- _Record set_
--- --- ---

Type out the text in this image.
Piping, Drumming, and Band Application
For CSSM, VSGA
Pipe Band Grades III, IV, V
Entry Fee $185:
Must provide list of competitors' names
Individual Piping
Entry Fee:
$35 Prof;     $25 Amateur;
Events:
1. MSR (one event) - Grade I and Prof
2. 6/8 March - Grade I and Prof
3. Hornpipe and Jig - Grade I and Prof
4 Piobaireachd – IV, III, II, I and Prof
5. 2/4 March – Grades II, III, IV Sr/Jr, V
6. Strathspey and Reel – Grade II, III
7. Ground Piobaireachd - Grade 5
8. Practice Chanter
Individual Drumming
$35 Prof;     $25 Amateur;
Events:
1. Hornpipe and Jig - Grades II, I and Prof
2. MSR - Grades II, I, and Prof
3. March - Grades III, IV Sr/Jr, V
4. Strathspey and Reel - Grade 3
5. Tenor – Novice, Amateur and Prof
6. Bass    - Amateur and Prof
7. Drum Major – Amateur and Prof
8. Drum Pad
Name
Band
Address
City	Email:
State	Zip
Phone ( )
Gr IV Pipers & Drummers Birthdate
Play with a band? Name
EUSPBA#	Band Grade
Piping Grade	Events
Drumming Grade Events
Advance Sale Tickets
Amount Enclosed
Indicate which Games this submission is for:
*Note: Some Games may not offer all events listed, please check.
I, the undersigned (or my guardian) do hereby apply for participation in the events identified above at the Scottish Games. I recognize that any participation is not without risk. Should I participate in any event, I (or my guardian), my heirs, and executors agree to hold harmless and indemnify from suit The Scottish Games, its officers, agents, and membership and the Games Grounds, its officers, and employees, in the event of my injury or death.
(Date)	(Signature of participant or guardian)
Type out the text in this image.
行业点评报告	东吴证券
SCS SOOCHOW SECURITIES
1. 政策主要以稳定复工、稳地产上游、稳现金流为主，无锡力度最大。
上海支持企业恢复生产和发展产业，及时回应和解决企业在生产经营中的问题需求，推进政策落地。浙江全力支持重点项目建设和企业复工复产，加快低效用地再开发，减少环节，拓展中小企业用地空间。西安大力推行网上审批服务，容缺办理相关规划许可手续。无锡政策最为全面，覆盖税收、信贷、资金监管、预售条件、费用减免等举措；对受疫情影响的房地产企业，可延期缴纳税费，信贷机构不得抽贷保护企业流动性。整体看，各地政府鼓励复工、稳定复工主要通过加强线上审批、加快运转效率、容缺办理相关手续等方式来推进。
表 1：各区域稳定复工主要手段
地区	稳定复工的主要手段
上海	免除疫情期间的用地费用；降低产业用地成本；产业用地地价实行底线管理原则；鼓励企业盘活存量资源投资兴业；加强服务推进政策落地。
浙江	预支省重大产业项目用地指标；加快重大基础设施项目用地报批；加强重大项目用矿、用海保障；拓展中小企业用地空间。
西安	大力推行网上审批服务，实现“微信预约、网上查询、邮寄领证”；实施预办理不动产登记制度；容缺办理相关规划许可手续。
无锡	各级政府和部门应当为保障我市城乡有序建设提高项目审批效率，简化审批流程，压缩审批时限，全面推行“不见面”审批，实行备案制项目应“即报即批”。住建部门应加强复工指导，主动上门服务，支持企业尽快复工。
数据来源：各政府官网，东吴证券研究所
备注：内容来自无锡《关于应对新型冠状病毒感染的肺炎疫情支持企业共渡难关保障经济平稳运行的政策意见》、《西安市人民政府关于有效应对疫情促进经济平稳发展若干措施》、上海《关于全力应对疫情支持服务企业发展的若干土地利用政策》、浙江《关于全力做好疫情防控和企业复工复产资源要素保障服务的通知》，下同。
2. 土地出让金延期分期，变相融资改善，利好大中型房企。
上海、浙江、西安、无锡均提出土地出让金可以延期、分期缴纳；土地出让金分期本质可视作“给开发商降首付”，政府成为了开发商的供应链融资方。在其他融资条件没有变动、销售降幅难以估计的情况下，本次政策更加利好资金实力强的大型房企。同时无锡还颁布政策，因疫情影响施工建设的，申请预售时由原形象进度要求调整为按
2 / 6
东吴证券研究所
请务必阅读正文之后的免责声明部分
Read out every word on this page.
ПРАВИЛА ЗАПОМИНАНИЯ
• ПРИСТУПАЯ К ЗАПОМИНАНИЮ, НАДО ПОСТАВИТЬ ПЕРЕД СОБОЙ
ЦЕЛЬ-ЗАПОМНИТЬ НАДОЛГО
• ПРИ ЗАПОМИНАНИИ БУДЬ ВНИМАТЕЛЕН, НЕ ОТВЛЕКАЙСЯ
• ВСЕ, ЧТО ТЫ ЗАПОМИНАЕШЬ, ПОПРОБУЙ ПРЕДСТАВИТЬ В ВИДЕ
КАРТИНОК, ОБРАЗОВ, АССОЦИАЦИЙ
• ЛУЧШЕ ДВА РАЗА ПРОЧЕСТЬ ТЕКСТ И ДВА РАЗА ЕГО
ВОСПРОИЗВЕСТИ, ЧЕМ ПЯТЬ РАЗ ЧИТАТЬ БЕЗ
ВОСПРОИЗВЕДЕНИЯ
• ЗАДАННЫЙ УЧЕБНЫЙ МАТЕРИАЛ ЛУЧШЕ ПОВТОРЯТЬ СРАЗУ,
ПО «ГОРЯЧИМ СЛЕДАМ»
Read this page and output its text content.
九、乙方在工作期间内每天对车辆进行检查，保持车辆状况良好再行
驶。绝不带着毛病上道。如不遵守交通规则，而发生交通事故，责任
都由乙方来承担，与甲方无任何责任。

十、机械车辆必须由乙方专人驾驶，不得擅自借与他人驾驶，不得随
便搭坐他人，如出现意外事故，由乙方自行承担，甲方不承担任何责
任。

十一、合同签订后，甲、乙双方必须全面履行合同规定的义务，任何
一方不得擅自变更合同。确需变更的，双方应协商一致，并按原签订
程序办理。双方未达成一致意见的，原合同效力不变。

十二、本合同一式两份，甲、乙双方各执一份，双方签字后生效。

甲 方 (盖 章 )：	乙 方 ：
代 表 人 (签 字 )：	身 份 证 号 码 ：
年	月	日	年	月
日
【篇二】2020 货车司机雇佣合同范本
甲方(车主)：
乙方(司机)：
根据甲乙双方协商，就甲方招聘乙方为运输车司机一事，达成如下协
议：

--- --- ---

- _Written problem_
Extract the data in full. Keep it word for word.

- _Exercise solution_
Type out the text in this image.
Piping, Drumming, and Band Application
For CSSM, VSGA
Pipe Band Grades III, IV, V
Entry Fee $185:
Must provide list of competitors' names
Individual Piping
Entry Fee:
$35 Prof;     $25 Amateur;
Events:
1. MSR (one event) - Grade I and Prof
2. 6/8 March - Grade I and Prof
3. Hornpipe and Jig - Grade I and Prof
4 Piobaireachd – IV, III, II, I and Prof
5. 2/4 March – Grades II, III, IV Sr/Jr, V
6. Strathspey and Reel – Grade II, III
7. Ground Piobaireachd - Grade 5
8. Practice Chanter
Individual Drumming
$35 Prof;     $25 Amateur;
Events:
1. Hornpipe and Jig - Grades II, I and Prof
2. MSR - Grades II, I, and Prof
3. March - Grades III, IV Sr/Jr, V
4. Strathspey and Reel - Grade 3
5. Tenor – Novice, Amateur and Prof
6. Bass    - Amateur and Prof
7. Drum Major – Amateur and Prof
8. Drum Pad
Name
Band
Address
City	Email:
State	Zip
Phone ( )
Gr IV Pipers & Drummers Birthdate
Play with a band? Name
EUSPBA#	Band Grade
Piping Grade	Events
Drumming Grade Events
Advance Sale Tickets
Amount Enclosed
Indicate which Games this submission is for:
*Note: Some Games may not offer all events listed, please check.
I, the undersigned (or my guardian) do hereby apply for participation in the events identified above at the Scottish Games. I recognize that any participation is not without risk. Should I participate in any event, I (or my guardian), my heirs, and executors agree to hold harmless and indemnify from suit The Scottish Games, its officers, agents, and membership and the Games Grounds, its officers, and employees, in the event of my injury or death.
(Date)	(Signature of participant or guardian)
Type out the text in this image.
行业点评报告	东吴证券
SCS SOOCHOW SECURITIES
1. 政策主要以稳定复工、稳地产上游、稳现金流为主，无锡力度最大。
上海支持企业恢复生产和发展产业，及时回应和解决企业在生产经营中的问题需求，推进政策落地。浙江全力支持重点项目建设和企业复工复产，加快低效用地再开发，减少环节，拓展中小企业用地空间。西安大力推行网上审批服务，容缺办理相关规划许可手续。无锡政策最为全面，覆盖税收、信贷、资金监管、预售条件、费用减免等举措；对受疫情影响的房地产企业，可延期缴纳税费，信贷机构不得抽贷保护企业流动性。整体看，各地政府鼓励复工、稳定复工主要通过加强线上审批、加快运转效率、容缺办理相关手续等方式来推进。
表 1：各区域稳定复工主要手段
地区	稳定复工的主要手段
上海	免除疫情期间的用地费用；降低产业用地成本；产业用地地价实行底线管理原则；鼓励企业盘活存量资源投资兴业；加强服务推进政策落地。
浙江	预支省重大产业项目用地指标；加快重大基础设施项目用地报批；加强重大项目用矿、用海保障；拓展中小企业用地空间。
西安	大力推行网上审批服务，实现“微信预约、网上查询、邮寄领证”；实施预办理不动产登记制度；容缺办理相关规划许可手续。
无锡	各级政府和部门应当为保障我市城乡有序建设提高项目审批效率，简化审批流程，压缩审批时限，全面推行“不见面”审批，实行备案制项目应“即报即批”。住建部门应加强复工指导，主动上门服务，支持企业尽快复工。
数据来源：各政府官网，东吴证券研究所
备注：内容来自无锡《关于应对新型冠状病毒感染的肺炎疫情支持企业共渡难关保障经济平稳运行的政策意见》、《西安市人民政府关于有效应对疫情促进经济平稳发展若干措施》、上海《关于全力应对疫情支持服务企业发展的若干土地利用政策》、浙江《关于全力做好疫情防控和企业复工复产资源要素保障服务的通知》，下同。
2. 土地出让金延期分期，变相融资改善，利好大中型房企。
上海、浙江、西安、无锡均提出土地出让金可以延期、分期缴纳；土地出让金分期本质可视作“给开发商降首付”，政府成为了开发商的供应链融资方。在其他融资条件没有变动、销售降幅难以估计的情况下，本次政策更加利好资金实力强的大型房企。同时无锡还颁布政策，因疫情影响施工建设的，申请预售时由原形象进度要求调整为按
2 / 6
东吴证券研究所
请务必阅读正文之后的免责声明部分
Read out every word on this page.
ПРАВИЛА ЗАПОМИНАНИЯ
• ПРИСТУПАЯ К ЗАПОМИНАНИЮ, НАДО ПОСТАВИТЬ ПЕРЕД СОБОЙ
ЦЕЛЬ-ЗАПОМНИТЬ НАДОЛГО
• ПРИ ЗАПОМИНАНИИ БУДЬ ВНИМАТЕЛЕН, НЕ ОТВЛЕКАЙСЯ
• ВСЕ, ЧТО ТЫ ЗАПОМИНАЕШЬ, ПОПРОБУЙ ПРЕДСТАВИТЬ В ВИДЕ
КАРТИНОК, ОБРАЗОВ, АССОЦИАЦИЙ
• ЛУЧШЕ ДВА РАЗА ПРОЧЕСТЬ ТЕКСТ И ДВА РАЗА ЕГО
ВОСПРОИЗВЕСТИ, ЧЕМ ПЯТЬ РАЗ ЧИТАТЬ БЕЗ
ВОСПРОИЗВЕДЕНИЯ
• ЗАДАННЫЙ УЧЕБНЫЙ МАТЕРИАЛ ЛУЧШЕ ПОВТОРЯТЬ СРАЗУ,
ПО «ГОРЯЧИМ СЛЕДАМ»
Read this page and output its text content.
九、乙方在工作期间内每天对车辆进行检查，保持车辆状况良好再行
驶。绝不带着毛病上道。如不遵守交通规则，而发生交通事故，责任
都由乙方来承担，与甲方无任何责任。

十、机械车辆必须由乙方专人驾驶，不得擅自借与他人驾驶，不得随
便搭坐他人，如出现意外事故，由乙方自行承担，甲方不承担任何责
任。

十一、合同签订后，甲、乙双方必须全面履行合同规定的义务，任何
一方不得擅自变更合同。确需变更的，双方应协商一致，并按原签订
程序办理。双方未达成一致意见的，原合同效力不变。

十二、本合同一式两份，甲、乙双方各执一份，双方签字后生效。

甲 方 (盖 章 )：	乙 方 ：
代 表 人 (签 字 )：	身 份 证 号 码 ：
年	月	日	年	月
日
【篇二】2020 货车司机雇佣合同范本
甲方(车主)：
乙方(司机)：
根据甲乙双方协商，就甲方招聘乙方为运输车司机一事，达成如下协
议：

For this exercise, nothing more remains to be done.